[START]
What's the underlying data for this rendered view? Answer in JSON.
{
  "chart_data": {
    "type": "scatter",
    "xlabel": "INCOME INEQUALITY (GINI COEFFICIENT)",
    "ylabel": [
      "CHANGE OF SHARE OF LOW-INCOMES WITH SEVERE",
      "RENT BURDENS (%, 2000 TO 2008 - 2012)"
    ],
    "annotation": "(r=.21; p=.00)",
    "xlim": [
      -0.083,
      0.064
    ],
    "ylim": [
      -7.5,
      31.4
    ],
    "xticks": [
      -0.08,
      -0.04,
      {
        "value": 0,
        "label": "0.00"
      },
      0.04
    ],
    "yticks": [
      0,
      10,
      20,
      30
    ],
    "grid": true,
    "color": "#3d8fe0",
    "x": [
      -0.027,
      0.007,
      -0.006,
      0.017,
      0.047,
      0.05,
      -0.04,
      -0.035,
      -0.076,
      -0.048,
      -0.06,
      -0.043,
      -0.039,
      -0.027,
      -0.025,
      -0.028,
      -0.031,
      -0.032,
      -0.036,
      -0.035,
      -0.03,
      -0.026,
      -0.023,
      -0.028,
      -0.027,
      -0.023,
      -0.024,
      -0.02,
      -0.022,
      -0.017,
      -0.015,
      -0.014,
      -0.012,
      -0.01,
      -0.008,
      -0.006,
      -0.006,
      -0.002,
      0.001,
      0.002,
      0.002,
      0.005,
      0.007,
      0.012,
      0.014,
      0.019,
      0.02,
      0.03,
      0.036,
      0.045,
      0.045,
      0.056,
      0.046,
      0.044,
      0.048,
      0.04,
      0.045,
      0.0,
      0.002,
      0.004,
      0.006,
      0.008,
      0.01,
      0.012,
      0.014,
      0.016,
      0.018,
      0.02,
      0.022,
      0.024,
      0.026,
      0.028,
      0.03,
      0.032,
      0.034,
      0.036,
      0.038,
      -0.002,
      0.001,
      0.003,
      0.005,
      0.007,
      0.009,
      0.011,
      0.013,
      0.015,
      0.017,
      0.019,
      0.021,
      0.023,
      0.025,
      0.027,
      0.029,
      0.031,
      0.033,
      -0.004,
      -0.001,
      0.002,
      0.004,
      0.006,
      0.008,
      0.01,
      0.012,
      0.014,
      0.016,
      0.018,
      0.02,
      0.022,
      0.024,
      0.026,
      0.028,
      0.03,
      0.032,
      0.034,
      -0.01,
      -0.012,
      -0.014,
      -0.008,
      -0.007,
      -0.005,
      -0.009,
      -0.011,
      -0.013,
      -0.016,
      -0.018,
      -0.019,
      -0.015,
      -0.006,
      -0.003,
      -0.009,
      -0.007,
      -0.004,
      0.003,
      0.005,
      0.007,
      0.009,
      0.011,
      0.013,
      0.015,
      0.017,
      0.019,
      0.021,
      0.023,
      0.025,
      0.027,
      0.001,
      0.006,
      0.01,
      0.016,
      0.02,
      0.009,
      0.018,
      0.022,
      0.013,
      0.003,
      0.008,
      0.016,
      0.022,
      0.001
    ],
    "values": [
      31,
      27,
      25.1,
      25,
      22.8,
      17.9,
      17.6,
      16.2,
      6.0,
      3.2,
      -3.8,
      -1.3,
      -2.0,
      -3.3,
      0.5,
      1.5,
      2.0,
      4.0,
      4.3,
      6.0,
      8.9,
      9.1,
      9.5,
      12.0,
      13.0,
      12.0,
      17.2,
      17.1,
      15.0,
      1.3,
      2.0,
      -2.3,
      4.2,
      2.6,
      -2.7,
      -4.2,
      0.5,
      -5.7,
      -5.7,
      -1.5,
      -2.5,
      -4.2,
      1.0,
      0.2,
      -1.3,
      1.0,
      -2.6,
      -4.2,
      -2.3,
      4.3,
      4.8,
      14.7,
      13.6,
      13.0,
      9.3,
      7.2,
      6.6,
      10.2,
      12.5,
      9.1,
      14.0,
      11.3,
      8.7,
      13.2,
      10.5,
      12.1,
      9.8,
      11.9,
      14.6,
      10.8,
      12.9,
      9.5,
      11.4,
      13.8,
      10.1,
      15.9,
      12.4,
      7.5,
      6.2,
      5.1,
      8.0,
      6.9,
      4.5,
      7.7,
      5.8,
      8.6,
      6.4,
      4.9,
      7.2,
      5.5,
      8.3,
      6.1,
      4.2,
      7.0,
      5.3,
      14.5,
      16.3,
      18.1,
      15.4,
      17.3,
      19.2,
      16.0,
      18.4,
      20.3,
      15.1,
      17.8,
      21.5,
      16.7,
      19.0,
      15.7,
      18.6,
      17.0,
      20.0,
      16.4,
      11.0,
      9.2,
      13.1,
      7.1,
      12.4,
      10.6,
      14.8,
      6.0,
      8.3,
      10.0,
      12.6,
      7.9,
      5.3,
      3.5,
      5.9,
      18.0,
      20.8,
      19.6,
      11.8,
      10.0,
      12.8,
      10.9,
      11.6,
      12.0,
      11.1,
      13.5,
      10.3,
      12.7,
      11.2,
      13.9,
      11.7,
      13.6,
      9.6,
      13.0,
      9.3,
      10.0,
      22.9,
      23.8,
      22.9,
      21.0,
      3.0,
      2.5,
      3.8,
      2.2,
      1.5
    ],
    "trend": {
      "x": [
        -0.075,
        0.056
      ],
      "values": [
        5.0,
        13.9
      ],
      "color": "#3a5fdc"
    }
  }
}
[END]
Exercise aim :: Take the entries above and transcribe them in full.

Result ::
What's the underlying data for this rendered view? Answer in JSON.
{
  "chart_data": {
    "type": "scatter",
    "xlabel": "INCOME INEQUALITY (GINI COEFFICIENT)",
    "ylabel": [
      "CHANGE OF SHARE OF LOW-INCOMES WITH SEVERE",
      "RENT BURDENS (%, 2000 TO 2008 - 2012)"
    ],
    "annotation": "(r=.21; p=.00)",
    "xlim": [
      -0.083,
      0.064
    ],
    "ylim": [
      -7.5,
      31.4
    ],
    "xticks": [
      -0.08,
      -0.04,
      {
        "value": 0,
        "label": "0.00"
      },
      0.04
    ],
    "yticks": [
      0,
      10,
      20,
      30
    ],
    "grid": true,
    "color": "#3d8fe0",
    "x": [
      -0.027,
      0.007,
      -0.006,
      0.017,
      0.047,
      0.05,
      -0.04,
      -0.035,
      -0.076,
      -0.048,
      -0.06,
      -0.043,
      -0.039,
      -0.027,
      -0.025,
      -0.028,
      -0.031,
      -0.032,
      -0.036,
      -0.035,
      -0.03,
      -0.026,
      -0.023,
      -0.028,
      -0.027,
      -0.023,
      -0.024,
      -0.02,
      -0.022,
      -0.017,
      -0.015,
      -0.014,
      -0.012,
      -0.01,
      -0.008,
      -0.006,
      -0.006,
      -0.002,
      0.001,
      0.002,
      0.002,
      0.005,
      0.007,
      0.012,
      0.014,
      0.019,
      0.02,
      0.03,
      0.036,
      0.045,
      0.045,
      0.056,
      0.046,
      0.044,
      0.048,
      0.04,
      0.045,
      0.0,
      0.002,
      0.004,
      0.006,
      0.008,
      0.01,
      0.012,
      0.014,
      0.016,
      0.018,
      0.02,
      0.022,
      0.024,
      0.026,
      0.028,
      0.03,
      0.032,
      0.034,
      0.036,
      0.038,
      -0.002,
      0.001,
      0.003,
      0.005,
      0.007,
      0.009,
      0.011,
      0.013,
      0.015,
      0.017,
      0.019,
      0.021,
      0.023,
      0.025,
      0.027,
      0.029,
      0.031,
      0.033,
      -0.004,
      -0.001,
      0.002,
      0.004,
      0.006,
      0.008,
      0.01,
      0.012,
      0.014,
      0.016,
      0.018,
      0.02,
      0.022,
      0.024,
      0.026,
      0.028,
      0.03,
      0.032,
      0.034,
      -0.01,
      -0.012,
      -0.014,
      -0.008,
      -0.007,
      -0.005,
      -0.009,
      -0.011,
      -0.013,
      -0.016,
      -0.018,
      -0.019,
      -0.015,
      -0.006,
      -0.003,
      -0.009,
      -0.007,
      -0.004,
      0.003,
      0.005,
      0.007,
      0.009,
      0.011,
      0.013,
      0.015,
      0.017,
      0.019,
      0.021,
      0.023,
      0.025,
      0.027,
      0.001,
      0.006,
      0.01,
      0.016,
      0.02,
      0.009,
      0.018,
      0.022,
      0.013,
      0.003,
      0.008,
      0.016,
      0.022,
      0.001
    ],
    "values": [
      31,
      27,
      25.1,
      25,
      22.8,
      17.9,
      17.6,
      16.2,
      6.0,
      3.2,
      -3.8,
      -1.3,
      -2.0,
      -3.3,
      0.5,
      1.5,
      2.0,
      4.0,
      4.3,
      6.0,
      8.9,
      9.1,
      9.5,
      12.0,
      13.0,
      12.0,
      17.2,
      17.1,
      15.0,
      1.3,
      2.0,
      -2.3,
      4.2,
      2.6,
      -2.7,
      -4.2,
      0.5,
      -5.7,
      -5.7,
      -1.5,
      -2.5,
      -4.2,
      1.0,
      0.2,
      -1.3,
      1.0,
      -2.6,
      -4.2,
      -2.3,
      4.3,
      4.8,
      14.7,
      13.6,
      13.0,
      9.3,
      7.2,
      6.6,
      10.2,
      12.5,
      9.1,
      14.0,
      11.3,
      8.7,
      13.2,
      10.5,
      12.1,
      9.8,
      11.9,
      14.6,
      10.8,
      12.9,
      9.5,
      11.4,
      13.8,
      10.1,
      15.9,
      12.4,
      7.5,
      6.2,
      5.1,
      8.0,
      6.9,
      4.5,
      7.7,
      5.8,
      8.6,
      6.4,
      4.9,
      7.2,
      5.5,
      8.3,
      6.1,
      4.2,
      7.0,
      5.3,
      14.5,
      16.3,
      18.1,
      15.4,
      17.3,
      19.2,
      16.0,
      18.4,
      20.3,
      15.1,
      17.8,
      21.5,
      16.7,
      19.0,
      15.7,
      18.6,
      17.0,
      20.0,
      16.4,
      11.0,
      9.2,
      13.1,
      7.1,
      12.4,
      10.6,
      14.8,
      6.0,
      8.3,
      10.0,
      12.6,
      7.9,
      5.3,
      3.5,
      5.9,
      18.0,
      20.8,
      19.6,
      11.8,
      10.0,
      12.8,
      10.9,
      11.6,
      12.0,
      11.1,
      13.5,
      10.3,
      12.7,
      11.2,
      13.9,
      11.7,
      13.6,
      9.6,
      13.0,
      9.3,
      10.0,
      22.9,
      23.8,
      22.9,
      21.0,
      3.0,
      2.5,
      3.8,
      2.2,
      1.5
    ],
    "trend": {
      "x": [
        -0.075,
        0.056
      ],
      "values": [
        5.0,
        13.9
      ],
      "color": "#3a5fdc"
    }
  }
}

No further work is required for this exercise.